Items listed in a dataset
^^^^^^^^^^^^^^^^

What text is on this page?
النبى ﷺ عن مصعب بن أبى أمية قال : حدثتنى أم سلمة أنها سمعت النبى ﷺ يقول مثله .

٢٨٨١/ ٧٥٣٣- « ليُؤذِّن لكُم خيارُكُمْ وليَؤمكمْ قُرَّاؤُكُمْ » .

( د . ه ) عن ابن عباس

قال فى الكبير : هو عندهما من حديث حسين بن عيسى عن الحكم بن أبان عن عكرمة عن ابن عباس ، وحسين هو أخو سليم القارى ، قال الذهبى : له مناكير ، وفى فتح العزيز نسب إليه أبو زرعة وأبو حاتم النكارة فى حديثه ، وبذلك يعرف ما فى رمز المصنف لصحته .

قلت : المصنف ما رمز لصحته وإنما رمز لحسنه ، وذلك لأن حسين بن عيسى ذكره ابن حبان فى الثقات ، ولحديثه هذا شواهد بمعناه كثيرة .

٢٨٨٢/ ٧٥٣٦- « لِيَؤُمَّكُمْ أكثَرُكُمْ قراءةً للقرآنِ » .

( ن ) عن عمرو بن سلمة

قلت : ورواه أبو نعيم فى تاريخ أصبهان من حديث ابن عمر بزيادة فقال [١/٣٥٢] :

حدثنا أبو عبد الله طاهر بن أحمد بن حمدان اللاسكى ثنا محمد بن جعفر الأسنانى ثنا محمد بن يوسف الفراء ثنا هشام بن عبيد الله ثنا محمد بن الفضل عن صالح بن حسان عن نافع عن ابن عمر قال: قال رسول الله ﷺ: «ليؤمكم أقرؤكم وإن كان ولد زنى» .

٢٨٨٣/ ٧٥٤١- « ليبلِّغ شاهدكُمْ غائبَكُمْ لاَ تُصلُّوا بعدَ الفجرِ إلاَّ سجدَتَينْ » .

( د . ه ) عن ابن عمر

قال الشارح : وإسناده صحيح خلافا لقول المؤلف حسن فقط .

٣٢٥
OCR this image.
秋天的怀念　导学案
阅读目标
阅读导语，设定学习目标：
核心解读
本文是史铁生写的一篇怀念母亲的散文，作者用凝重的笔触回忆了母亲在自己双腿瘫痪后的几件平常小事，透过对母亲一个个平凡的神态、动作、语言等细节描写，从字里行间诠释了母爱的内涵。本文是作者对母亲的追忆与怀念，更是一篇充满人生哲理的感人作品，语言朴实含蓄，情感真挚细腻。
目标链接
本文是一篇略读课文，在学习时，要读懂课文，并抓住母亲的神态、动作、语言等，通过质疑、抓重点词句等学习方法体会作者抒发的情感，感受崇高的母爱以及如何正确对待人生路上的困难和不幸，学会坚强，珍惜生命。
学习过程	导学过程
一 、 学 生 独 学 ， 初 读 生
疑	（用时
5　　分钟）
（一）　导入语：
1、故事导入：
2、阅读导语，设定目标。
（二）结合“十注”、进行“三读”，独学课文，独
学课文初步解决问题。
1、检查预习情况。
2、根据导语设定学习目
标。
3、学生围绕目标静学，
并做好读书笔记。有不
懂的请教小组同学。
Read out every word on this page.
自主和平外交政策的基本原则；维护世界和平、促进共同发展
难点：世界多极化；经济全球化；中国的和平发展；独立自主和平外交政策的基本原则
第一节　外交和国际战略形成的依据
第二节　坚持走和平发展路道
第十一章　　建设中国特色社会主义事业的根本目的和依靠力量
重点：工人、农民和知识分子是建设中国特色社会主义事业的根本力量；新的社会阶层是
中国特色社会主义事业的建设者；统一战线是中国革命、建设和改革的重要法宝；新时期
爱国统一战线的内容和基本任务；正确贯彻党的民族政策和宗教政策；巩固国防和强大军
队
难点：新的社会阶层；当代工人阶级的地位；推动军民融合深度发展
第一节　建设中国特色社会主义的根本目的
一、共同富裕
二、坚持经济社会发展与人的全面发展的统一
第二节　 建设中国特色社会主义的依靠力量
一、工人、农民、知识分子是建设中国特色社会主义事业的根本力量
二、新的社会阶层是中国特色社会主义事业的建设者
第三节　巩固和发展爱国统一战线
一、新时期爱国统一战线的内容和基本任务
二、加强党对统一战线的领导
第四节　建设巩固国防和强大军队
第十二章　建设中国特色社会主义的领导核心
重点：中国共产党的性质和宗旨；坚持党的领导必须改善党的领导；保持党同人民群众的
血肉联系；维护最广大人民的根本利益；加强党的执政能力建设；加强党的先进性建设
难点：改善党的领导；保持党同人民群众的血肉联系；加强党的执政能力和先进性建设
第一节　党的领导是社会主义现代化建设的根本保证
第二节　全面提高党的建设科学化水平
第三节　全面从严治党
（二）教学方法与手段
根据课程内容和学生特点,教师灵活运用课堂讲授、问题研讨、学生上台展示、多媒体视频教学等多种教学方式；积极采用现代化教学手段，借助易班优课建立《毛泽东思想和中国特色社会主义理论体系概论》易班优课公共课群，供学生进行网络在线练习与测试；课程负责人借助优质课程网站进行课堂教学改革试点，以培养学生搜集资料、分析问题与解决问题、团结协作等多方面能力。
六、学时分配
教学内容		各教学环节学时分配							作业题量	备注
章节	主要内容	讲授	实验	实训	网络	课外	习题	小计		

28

^^^^^^^^^^^^^^^^

Exercise task: State how many lines above include the word "this", and nothing more.

Output: 3